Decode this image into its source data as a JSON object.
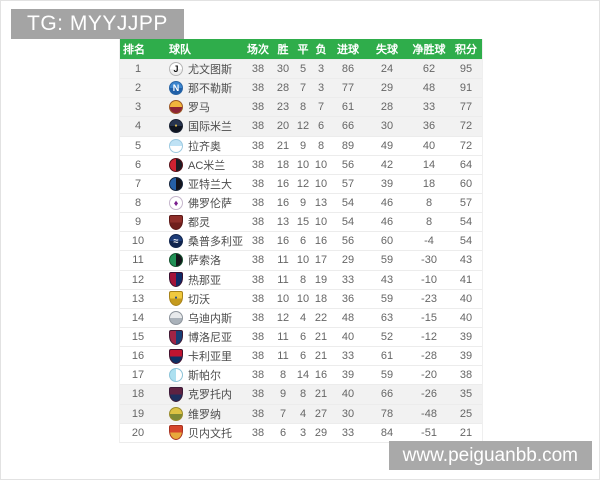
{
  "top_badge": {
    "text": "TG: MYYJJPP",
    "bg": "#a4a4a4",
    "color": "#ffffff"
  },
  "watermark": {
    "text": "www.peiguanbb.com",
    "bg": "#a9a9a9",
    "color": "#ffffff"
  },
  "colors": {
    "header_green": "#2fad4b",
    "row_highlight": "#f2f2f2",
    "text_gray": "#666666"
  },
  "table": {
    "headers": [
      {
        "key": "rank",
        "label": "排名"
      },
      {
        "key": "team",
        "label": "球队"
      },
      {
        "key": "played",
        "label": "场次"
      },
      {
        "key": "win",
        "label": "胜"
      },
      {
        "key": "draw",
        "label": "平"
      },
      {
        "key": "loss",
        "label": "负"
      },
      {
        "key": "goals-for",
        "label": "进球"
      },
      {
        "key": "goals-against",
        "label": "失球"
      },
      {
        "key": "goal-diff",
        "label": "净胜球"
      },
      {
        "key": "points",
        "label": "积分"
      }
    ],
    "rows": [
      {
        "rank": 1,
        "team": "尤文图斯",
        "played": 38,
        "win": 30,
        "draw": 5,
        "loss": 3,
        "gf": 86,
        "ga": 24,
        "gd": 62,
        "pts": 95,
        "highlight": true,
        "icon": {
          "name": "juventus-crest-icon",
          "shape": "circle",
          "dir": "v",
          "c1": "#ffffff",
          "c2": "#f0f0f0",
          "glyph": "J",
          "gcolor": "#141414",
          "border": "#b5b5b5"
        }
      },
      {
        "rank": 2,
        "team": "那不勒斯",
        "played": 38,
        "win": 28,
        "draw": 7,
        "loss": 3,
        "gf": 77,
        "ga": 29,
        "gd": 48,
        "pts": 91,
        "highlight": true,
        "icon": {
          "name": "napoli-crest-icon",
          "shape": "circle",
          "dir": "v",
          "c1": "#3c86cf",
          "c2": "#1f5fa8",
          "glyph": "N",
          "gcolor": "#ffffff",
          "border": "#2a65a5"
        }
      },
      {
        "rank": 3,
        "team": "罗马",
        "played": 38,
        "win": 23,
        "draw": 8,
        "loss": 7,
        "gf": 61,
        "ga": 28,
        "gd": 33,
        "pts": 77,
        "highlight": true,
        "icon": {
          "name": "roma-crest-icon",
          "shape": "circle",
          "dir": "v",
          "c1": "#f2b63c",
          "c2": "#8e2434",
          "glyph": "",
          "gcolor": "#ffffff",
          "border": "#9c5a28"
        }
      },
      {
        "rank": 4,
        "team": "国际米兰",
        "played": 38,
        "win": 20,
        "draw": 12,
        "loss": 6,
        "gf": 66,
        "ga": 30,
        "gd": 36,
        "pts": 72,
        "highlight": true,
        "icon": {
          "name": "inter-crest-icon",
          "shape": "circle",
          "dir": "v",
          "c1": "#27344f",
          "c2": "#0f1420",
          "glyph": "●",
          "gcolor": "#d9b64a",
          "border": "#1a2233"
        }
      },
      {
        "rank": 5,
        "team": "拉齐奥",
        "played": 38,
        "win": 21,
        "draw": 9,
        "loss": 8,
        "gf": 89,
        "ga": 49,
        "gd": 40,
        "pts": 72,
        "highlight": false,
        "icon": {
          "name": "lazio-crest-icon",
          "shape": "circle",
          "dir": "v",
          "c1": "#bfe2f5",
          "c2": "#ffffff",
          "glyph": "",
          "gcolor": "#ffffff",
          "border": "#9cc9e0"
        }
      },
      {
        "rank": 6,
        "team": "AC米兰",
        "played": 38,
        "win": 18,
        "draw": 10,
        "loss": 10,
        "gf": 56,
        "ga": 42,
        "gd": 14,
        "pts": 64,
        "highlight": false,
        "icon": {
          "name": "ac-milan-crest-icon",
          "shape": "circle",
          "dir": "h",
          "c1": "#cf2231",
          "c2": "#1c1c24",
          "glyph": "",
          "gcolor": "#ffffff",
          "border": "#57121a"
        }
      },
      {
        "rank": 7,
        "team": "亚特兰大",
        "played": 38,
        "win": 16,
        "draw": 12,
        "loss": 10,
        "gf": 57,
        "ga": 39,
        "gd": 18,
        "pts": 60,
        "highlight": false,
        "icon": {
          "name": "atalanta-crest-icon",
          "shape": "circle",
          "dir": "h",
          "c1": "#2560a8",
          "c2": "#14141c",
          "glyph": "",
          "gcolor": "#ffffff",
          "border": "#16263d"
        }
      },
      {
        "rank": 8,
        "team": "佛罗伦萨",
        "played": 38,
        "win": 16,
        "draw": 9,
        "loss": 13,
        "gf": 54,
        "ga": 46,
        "gd": 8,
        "pts": 57,
        "highlight": false,
        "icon": {
          "name": "fiorentina-crest-icon",
          "shape": "circle",
          "dir": "v",
          "c1": "#ffffff",
          "c2": "#ffffff",
          "glyph": "♦",
          "gcolor": "#7a1f8e",
          "border": "#c5b6cc"
        }
      },
      {
        "rank": 9,
        "team": "都灵",
        "played": 38,
        "win": 13,
        "draw": 15,
        "loss": 10,
        "gf": 54,
        "ga": 46,
        "gd": 8,
        "pts": 54,
        "highlight": false,
        "icon": {
          "name": "torino-crest-icon",
          "shape": "shield",
          "dir": "v",
          "c1": "#8f2f2a",
          "c2": "#701f1c",
          "glyph": "",
          "gcolor": "#ffffff",
          "border": "#5c1816"
        }
      },
      {
        "rank": 10,
        "team": "桑普多利亚",
        "played": 38,
        "win": 16,
        "draw": 6,
        "loss": 16,
        "gf": 56,
        "ga": 60,
        "gd": -4,
        "pts": 54,
        "highlight": false,
        "icon": {
          "name": "sampdoria-crest-icon",
          "shape": "circle",
          "dir": "v",
          "c1": "#1d3c78",
          "c2": "#10244e",
          "glyph": "≈",
          "gcolor": "#ffffff",
          "border": "#12264d"
        }
      },
      {
        "rank": 11,
        "team": "萨索洛",
        "played": 38,
        "win": 11,
        "draw": 10,
        "loss": 17,
        "gf": 29,
        "ga": 59,
        "gd": -30,
        "pts": 43,
        "highlight": false,
        "icon": {
          "name": "sassuolo-crest-icon",
          "shape": "circle",
          "dir": "h",
          "c1": "#209155",
          "c2": "#15161b",
          "glyph": "",
          "gcolor": "#ffffff",
          "border": "#14532e"
        }
      },
      {
        "rank": 12,
        "team": "热那亚",
        "played": 38,
        "win": 11,
        "draw": 8,
        "loss": 19,
        "gf": 33,
        "ga": 43,
        "gd": -10,
        "pts": 41,
        "highlight": false,
        "icon": {
          "name": "genoa-crest-icon",
          "shape": "shield",
          "dir": "h",
          "c1": "#a31238",
          "c2": "#0e2a66",
          "glyph": "",
          "gcolor": "#ffffff",
          "border": "#3a1030"
        }
      },
      {
        "rank": 13,
        "team": "切沃",
        "played": 38,
        "win": 10,
        "draw": 10,
        "loss": 18,
        "gf": 36,
        "ga": 59,
        "gd": -23,
        "pts": 40,
        "highlight": false,
        "icon": {
          "name": "chievo-crest-icon",
          "shape": "shield",
          "dir": "v",
          "c1": "#f0c93f",
          "c2": "#c59a1d",
          "glyph": "●",
          "gcolor": "#274f8e",
          "border": "#a8831a"
        }
      },
      {
        "rank": 14,
        "team": "乌迪内斯",
        "played": 38,
        "win": 12,
        "draw": 4,
        "loss": 22,
        "gf": 48,
        "ga": 63,
        "gd": -15,
        "pts": 40,
        "highlight": false,
        "icon": {
          "name": "udinese-crest-icon",
          "shape": "circle",
          "dir": "v",
          "c1": "#e8eaec",
          "c2": "#aab2ba",
          "glyph": "",
          "gcolor": "#ffffff",
          "border": "#8d949c"
        }
      },
      {
        "rank": 15,
        "team": "博洛尼亚",
        "played": 38,
        "win": 11,
        "draw": 6,
        "loss": 21,
        "gf": 40,
        "ga": 52,
        "gd": -12,
        "pts": 39,
        "highlight": false,
        "icon": {
          "name": "bologna-crest-icon",
          "shape": "shield",
          "dir": "h",
          "c1": "#a02445",
          "c2": "#173e75",
          "glyph": "",
          "gcolor": "#ffffff",
          "border": "#401a34"
        }
      },
      {
        "rank": 16,
        "team": "卡利亚里",
        "played": 38,
        "win": 11,
        "draw": 6,
        "loss": 21,
        "gf": 33,
        "ga": 61,
        "gd": -28,
        "pts": 39,
        "highlight": false,
        "icon": {
          "name": "cagliari-crest-icon",
          "shape": "shield",
          "dir": "v",
          "c1": "#c01430",
          "c2": "#0f2f63",
          "glyph": "",
          "gcolor": "#ffffff",
          "border": "#44122e"
        }
      },
      {
        "rank": 17,
        "team": "斯帕尔",
        "played": 38,
        "win": 8,
        "draw": 14,
        "loss": 16,
        "gf": 39,
        "ga": 59,
        "gd": -20,
        "pts": 38,
        "highlight": false,
        "icon": {
          "name": "spal-crest-icon",
          "shape": "circle",
          "dir": "h",
          "c1": "#ade0f0",
          "c2": "#ffffff",
          "glyph": "",
          "gcolor": "#ffffff",
          "border": "#8cc3d8"
        }
      },
      {
        "rank": 18,
        "team": "克罗托内",
        "played": 38,
        "win": 9,
        "draw": 8,
        "loss": 21,
        "gf": 40,
        "ga": 66,
        "gd": -26,
        "pts": 35,
        "highlight": true,
        "icon": {
          "name": "crotone-crest-icon",
          "shape": "shield",
          "dir": "v",
          "c1": "#5e2242",
          "c2": "#1d2f5e",
          "glyph": "",
          "gcolor": "#ffffff",
          "border": "#3c1a38"
        }
      },
      {
        "rank": 19,
        "team": "维罗纳",
        "played": 38,
        "win": 7,
        "draw": 4,
        "loss": 27,
        "gf": 30,
        "ga": 78,
        "gd": -48,
        "pts": 25,
        "highlight": true,
        "icon": {
          "name": "verona-crest-icon",
          "shape": "circle",
          "dir": "v",
          "c1": "#ddc344",
          "c2": "#7e8a35",
          "glyph": "",
          "gcolor": "#ffffff",
          "border": "#9a8c2e"
        }
      },
      {
        "rank": 20,
        "team": "贝内文托",
        "played": 38,
        "win": 6,
        "draw": 3,
        "loss": 29,
        "gf": 33,
        "ga": 84,
        "gd": -51,
        "pts": 21,
        "highlight": false,
        "icon": {
          "name": "benevento-crest-icon",
          "shape": "shield",
          "dir": "v",
          "c1": "#d6452b",
          "c2": "#e8a93c",
          "glyph": "",
          "gcolor": "#ffffff",
          "border": "#a8321f"
        }
      }
    ]
  }
}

****************

Task objective: Looking at the listing above, count the lines that contain "label" and give nothing but the number.

Exercise solution: 10